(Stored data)
■ ■ ■
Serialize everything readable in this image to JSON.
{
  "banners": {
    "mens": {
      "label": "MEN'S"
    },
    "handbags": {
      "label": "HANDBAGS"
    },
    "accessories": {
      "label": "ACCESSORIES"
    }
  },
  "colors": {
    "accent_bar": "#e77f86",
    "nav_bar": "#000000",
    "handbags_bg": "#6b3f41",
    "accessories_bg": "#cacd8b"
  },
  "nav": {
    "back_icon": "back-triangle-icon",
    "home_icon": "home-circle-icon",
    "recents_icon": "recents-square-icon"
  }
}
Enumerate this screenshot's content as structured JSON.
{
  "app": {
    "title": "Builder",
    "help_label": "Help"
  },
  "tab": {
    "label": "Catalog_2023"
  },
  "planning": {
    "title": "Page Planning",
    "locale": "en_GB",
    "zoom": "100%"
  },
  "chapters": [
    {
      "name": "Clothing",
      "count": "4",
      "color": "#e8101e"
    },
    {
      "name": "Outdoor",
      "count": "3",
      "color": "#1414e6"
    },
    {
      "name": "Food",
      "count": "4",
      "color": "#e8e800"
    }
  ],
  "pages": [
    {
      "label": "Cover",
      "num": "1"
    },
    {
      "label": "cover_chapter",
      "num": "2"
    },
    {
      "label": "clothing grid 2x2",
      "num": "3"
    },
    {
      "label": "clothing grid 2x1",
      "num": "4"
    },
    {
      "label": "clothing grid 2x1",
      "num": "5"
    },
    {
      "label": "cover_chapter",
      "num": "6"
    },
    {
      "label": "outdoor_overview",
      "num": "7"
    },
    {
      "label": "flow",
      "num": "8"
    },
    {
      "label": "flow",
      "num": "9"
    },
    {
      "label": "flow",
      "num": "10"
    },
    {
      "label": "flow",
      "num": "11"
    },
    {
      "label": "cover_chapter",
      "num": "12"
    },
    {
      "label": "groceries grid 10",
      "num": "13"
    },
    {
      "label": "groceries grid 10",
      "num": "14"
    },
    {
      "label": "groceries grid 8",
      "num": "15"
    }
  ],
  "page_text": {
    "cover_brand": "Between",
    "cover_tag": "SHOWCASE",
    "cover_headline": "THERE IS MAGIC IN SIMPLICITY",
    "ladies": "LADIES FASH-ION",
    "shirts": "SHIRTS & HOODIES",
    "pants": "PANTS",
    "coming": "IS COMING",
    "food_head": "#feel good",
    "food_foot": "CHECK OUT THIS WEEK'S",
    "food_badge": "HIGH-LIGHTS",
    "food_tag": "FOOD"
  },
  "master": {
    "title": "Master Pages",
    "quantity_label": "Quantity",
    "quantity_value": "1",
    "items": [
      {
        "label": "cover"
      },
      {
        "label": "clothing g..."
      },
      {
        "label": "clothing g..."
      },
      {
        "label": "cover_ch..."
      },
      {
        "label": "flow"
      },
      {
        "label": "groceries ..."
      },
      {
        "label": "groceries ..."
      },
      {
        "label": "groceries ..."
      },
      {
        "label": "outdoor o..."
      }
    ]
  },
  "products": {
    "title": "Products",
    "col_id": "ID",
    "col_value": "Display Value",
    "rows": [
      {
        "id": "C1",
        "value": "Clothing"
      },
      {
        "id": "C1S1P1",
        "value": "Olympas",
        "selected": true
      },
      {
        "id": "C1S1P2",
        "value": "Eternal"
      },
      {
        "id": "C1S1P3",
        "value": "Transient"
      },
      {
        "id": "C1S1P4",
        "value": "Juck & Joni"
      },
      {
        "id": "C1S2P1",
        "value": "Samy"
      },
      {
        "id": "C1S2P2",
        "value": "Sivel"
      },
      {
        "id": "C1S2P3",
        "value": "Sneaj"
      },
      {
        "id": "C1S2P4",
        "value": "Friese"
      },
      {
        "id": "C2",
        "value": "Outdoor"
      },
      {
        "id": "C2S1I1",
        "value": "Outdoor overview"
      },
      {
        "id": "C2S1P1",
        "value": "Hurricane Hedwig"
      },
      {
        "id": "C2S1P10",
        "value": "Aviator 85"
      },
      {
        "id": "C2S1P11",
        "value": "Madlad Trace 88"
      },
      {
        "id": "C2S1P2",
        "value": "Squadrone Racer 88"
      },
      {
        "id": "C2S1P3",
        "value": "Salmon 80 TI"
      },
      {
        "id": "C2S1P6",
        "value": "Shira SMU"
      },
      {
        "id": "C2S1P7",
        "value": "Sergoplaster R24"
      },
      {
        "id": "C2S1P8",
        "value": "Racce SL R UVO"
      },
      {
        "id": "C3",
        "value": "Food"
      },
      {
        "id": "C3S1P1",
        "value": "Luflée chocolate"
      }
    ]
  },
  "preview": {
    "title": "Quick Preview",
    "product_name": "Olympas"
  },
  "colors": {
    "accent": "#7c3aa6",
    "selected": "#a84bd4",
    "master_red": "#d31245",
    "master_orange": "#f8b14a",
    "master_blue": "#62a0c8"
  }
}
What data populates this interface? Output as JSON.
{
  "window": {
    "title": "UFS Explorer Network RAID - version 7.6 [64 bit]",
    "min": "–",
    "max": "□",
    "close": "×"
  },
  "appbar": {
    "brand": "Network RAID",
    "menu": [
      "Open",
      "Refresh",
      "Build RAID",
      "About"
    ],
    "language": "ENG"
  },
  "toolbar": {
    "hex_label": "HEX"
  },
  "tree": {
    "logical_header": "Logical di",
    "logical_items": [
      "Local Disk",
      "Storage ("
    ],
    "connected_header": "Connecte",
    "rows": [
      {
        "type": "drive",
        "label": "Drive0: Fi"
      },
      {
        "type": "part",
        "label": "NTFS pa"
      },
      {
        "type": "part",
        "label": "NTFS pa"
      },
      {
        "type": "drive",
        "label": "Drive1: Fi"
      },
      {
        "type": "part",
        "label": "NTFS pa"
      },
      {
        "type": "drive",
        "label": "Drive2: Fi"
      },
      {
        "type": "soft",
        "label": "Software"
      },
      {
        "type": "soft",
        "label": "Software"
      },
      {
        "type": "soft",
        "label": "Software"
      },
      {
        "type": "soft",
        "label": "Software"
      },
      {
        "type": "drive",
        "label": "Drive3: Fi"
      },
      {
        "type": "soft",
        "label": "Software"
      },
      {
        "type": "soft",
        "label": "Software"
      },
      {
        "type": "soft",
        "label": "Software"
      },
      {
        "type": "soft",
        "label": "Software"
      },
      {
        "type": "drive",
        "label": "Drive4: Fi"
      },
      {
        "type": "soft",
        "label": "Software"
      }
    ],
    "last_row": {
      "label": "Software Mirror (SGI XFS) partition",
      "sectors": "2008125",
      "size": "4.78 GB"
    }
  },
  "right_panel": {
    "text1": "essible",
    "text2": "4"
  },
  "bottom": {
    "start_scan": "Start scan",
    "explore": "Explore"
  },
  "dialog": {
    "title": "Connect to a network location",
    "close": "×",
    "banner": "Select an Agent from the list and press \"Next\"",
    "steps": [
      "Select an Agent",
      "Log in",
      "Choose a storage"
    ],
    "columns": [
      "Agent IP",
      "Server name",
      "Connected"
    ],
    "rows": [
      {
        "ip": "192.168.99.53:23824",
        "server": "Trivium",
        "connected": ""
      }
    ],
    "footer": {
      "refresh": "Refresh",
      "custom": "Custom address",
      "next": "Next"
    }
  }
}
■ ■ ■
**TASK TO CARRY OUT**
Reproduce the complete data exactly as presented above.

**OUTPUT**
Serialize everything readable in this image to JSON.
{
  "banners": {
    "mens": {
      "label": "MEN'S"
    },
    "handbags": {
      "label": "HANDBAGS"
    },
    "accessories": {
      "label": "ACCESSORIES"
    }
  },
  "colors": {
    "accent_bar": "#e77f86",
    "nav_bar": "#000000",
    "handbags_bg": "#6b3f41",
    "accessories_bg": "#cacd8b"
  },
  "nav": {
    "back_icon": "back-triangle-icon",
    "home_icon": "home-circle-icon",
    "recents_icon": "recents-square-icon"
  }
}
Enumerate this screenshot's content as structured JSON.
{
  "app": {
    "title": "Builder",
    "help_label": "Help"
  },
  "tab": {
    "label": "Catalog_2023"
  },
  "planning": {
    "title": "Page Planning",
    "locale": "en_GB",
    "zoom": "100%"
  },
  "chapters": [
    {
      "name": "Clothing",
      "count": "4",
      "color": "#e8101e"
    },
    {
      "name": "Outdoor",
      "count": "3",
      "color": "#1414e6"
    },
    {
      "name": "Food",
      "count": "4",
      "color": "#e8e800"
    }
  ],
  "pages": [
    {
      "label": "Cover",
      "num": "1"
    },
    {
      "label": "cover_chapter",
      "num": "2"
    },
    {
      "label": "clothing grid 2x2",
      "num": "3"
    },
    {
      "label": "clothing grid 2x1",
      "num": "4"
    },
    {
      "label": "clothing grid 2x1",
      "num": "5"
    },
    {
      "label": "cover_chapter",
      "num": "6"
    },
    {
      "label": "outdoor_overview",
      "num": "7"
    },
    {
      "label": "flow",
      "num": "8"
    },
    {
      "label": "flow",
      "num": "9"
    },
    {
      "label": "flow",
      "num": "10"
    },
    {
      "label": "flow",
      "num": "11"
    },
    {
      "label": "cover_chapter",
      "num": "12"
    },
    {
      "label": "groceries grid 10",
      "num": "13"
    },
    {
      "label": "groceries grid 10",
      "num": "14"
    },
    {
      "label": "groceries grid 8",
      "num": "15"
    }
  ],
  "page_text": {
    "cover_brand": "Between",
    "cover_tag": "SHOWCASE",
    "cover_headline": "THERE IS MAGIC IN SIMPLICITY",
    "ladies": "LADIES FASH-ION",
    "shirts": "SHIRTS & HOODIES",
    "pants": "PANTS",
    "coming": "IS COMING",
    "food_head": "#feel good",
    "food_foot": "CHECK OUT THIS WEEK'S",
    "food_badge": "HIGH-LIGHTS",
    "food_tag": "FOOD"
  },
  "master": {
    "title": "Master Pages",
    "quantity_label": "Quantity",
    "quantity_value": "1",
    "items": [
      {
        "label": "cover"
      },
      {
        "label": "clothing g..."
      },
      {
        "label": "clothing g..."
      },
      {
        "label": "cover_ch..."
      },
      {
        "label": "flow"
      },
      {
        "label": "groceries ..."
      },
      {
        "label": "groceries ..."
      },
      {
        "label": "groceries ..."
      },
      {
        "label": "outdoor o..."
      }
    ]
  },
  "products": {
    "title": "Products",
    "col_id": "ID",
    "col_value": "Display Value",
    "rows": [
      {
        "id": "C1",
        "value": "Clothing"
      },
      {
        "id": "C1S1P1",
        "value": "Olympas",
        "selected": true
      },
      {
        "id": "C1S1P2",
        "value": "Eternal"
      },
      {
        "id": "C1S1P3",
        "value": "Transient"
      },
      {
        "id": "C1S1P4",
        "value": "Juck & Joni"
      },
      {
        "id": "C1S2P1",
        "value": "Samy"
      },
      {
        "id": "C1S2P2",
        "value": "Sivel"
      },
      {
        "id": "C1S2P3",
        "value": "Sneaj"
      },
      {
        "id": "C1S2P4",
        "value": "Friese"
      },
      {
        "id": "C2",
        "value": "Outdoor"
      },
      {
        "id": "C2S1I1",
        "value": "Outdoor overview"
      },
      {
        "id": "C2S1P1",
        "value": "Hurricane Hedwig"
      },
      {
        "id": "C2S1P10",
        "value": "Aviator 85"
      },
      {
        "id": "C2S1P11",
        "value": "Madlad Trace 88"
      },
      {
        "id": "C2S1P2",
        "value": "Squadrone Racer 88"
      },
      {
        "id": "C2S1P3",
        "value": "Salmon 80 TI"
      },
      {
        "id": "C2S1P6",
        "value": "Shira SMU"
      },
      {
        "id": "C2S1P7",
        "value": "Sergoplaster R24"
      },
      {
        "id": "C2S1P8",
        "value": "Racce SL R UVO"
      },
      {
        "id": "C3",
        "value": "Food"
      },
      {
        "id": "C3S1P1",
        "value": "Luflée chocolate"
      }
    ]
  },
  "preview": {
    "title": "Quick Preview",
    "product_name": "Olympas"
  },
  "colors": {
    "accent": "#7c3aa6",
    "selected": "#a84bd4",
    "master_red": "#d31245",
    "master_orange": "#f8b14a",
    "master_blue": "#62a0c8"
  }
}
What data populates this interface? Output as JSON.
{
  "window": {
    "title": "UFS Explorer Network RAID - version 7.6 [64 bit]",
    "min": "–",
    "max": "□",
    "close": "×"
  },
  "appbar": {
    "brand": "Network RAID",
    "menu": [
      "Open",
      "Refresh",
      "Build RAID",
      "About"
    ],
    "language": "ENG"
  },
  "toolbar": {
    "hex_label": "HEX"
  },
  "tree": {
    "logical_header": "Logical di",
    "logical_items": [
      "Local Disk",
      "Storage ("
    ],
    "connected_header": "Connecte",
    "rows": [
      {
        "type": "drive",
        "label": "Drive0: Fi"
      },
      {
        "type": "part",
        "label": "NTFS pa"
      },
      {
        "type": "part",
        "label": "NTFS pa"
      },
      {
        "type": "drive",
        "label": "Drive1: Fi"
      },
      {
        "type": "part",
        "label": "NTFS pa"
      },
      {
        "type": "drive",
        "label": "Drive2: Fi"
      },
      {
        "type": "soft",
        "label": "Software"
      },
      {
        "type": "soft",
        "label": "Software"
      },
      {
        "type": "soft",
        "label": "Software"
      },
      {
        "type": "soft",
        "label": "Software"
      },
      {
        "type": "drive",
        "label": "Drive3: Fi"
      },
      {
        "type": "soft",
        "label": "Software"
      },
      {
        "type": "soft",
        "label": "Software"
      },
      {
        "type": "soft",
        "label": "Software"
      },
      {
        "type": "soft",
        "label": "Software"
      },
      {
        "type": "drive",
        "label": "Drive4: Fi"
      },
      {
        "type": "soft",
        "label": "Software"
      }
    ],
    "last_row": {
      "label": "Software Mirror (SGI XFS) partition",
      "sectors": "2008125",
      "size": "4.78 GB"
    }
  },
  "right_panel": {
    "text1": "essible",
    "text2": "4"
  },
  "bottom": {
    "start_scan": "Start scan",
    "explore": "Explore"
  },
  "dialog": {
    "title": "Connect to a network location",
    "close": "×",
    "banner": "Select an Agent from the list and press \"Next\"",
    "steps": [
      "Select an Agent",
      "Log in",
      "Choose a storage"
    ],
    "columns": [
      "Agent IP",
      "Server name",
      "Connected"
    ],
    "rows": [
      {
        "ip": "192.168.99.53:23824",
        "server": "Trivium",
        "connected": ""
      }
    ],
    "footer": {
      "refresh": "Refresh",
      "custom": "Custom address",
      "next": "Next"
    }
  }
}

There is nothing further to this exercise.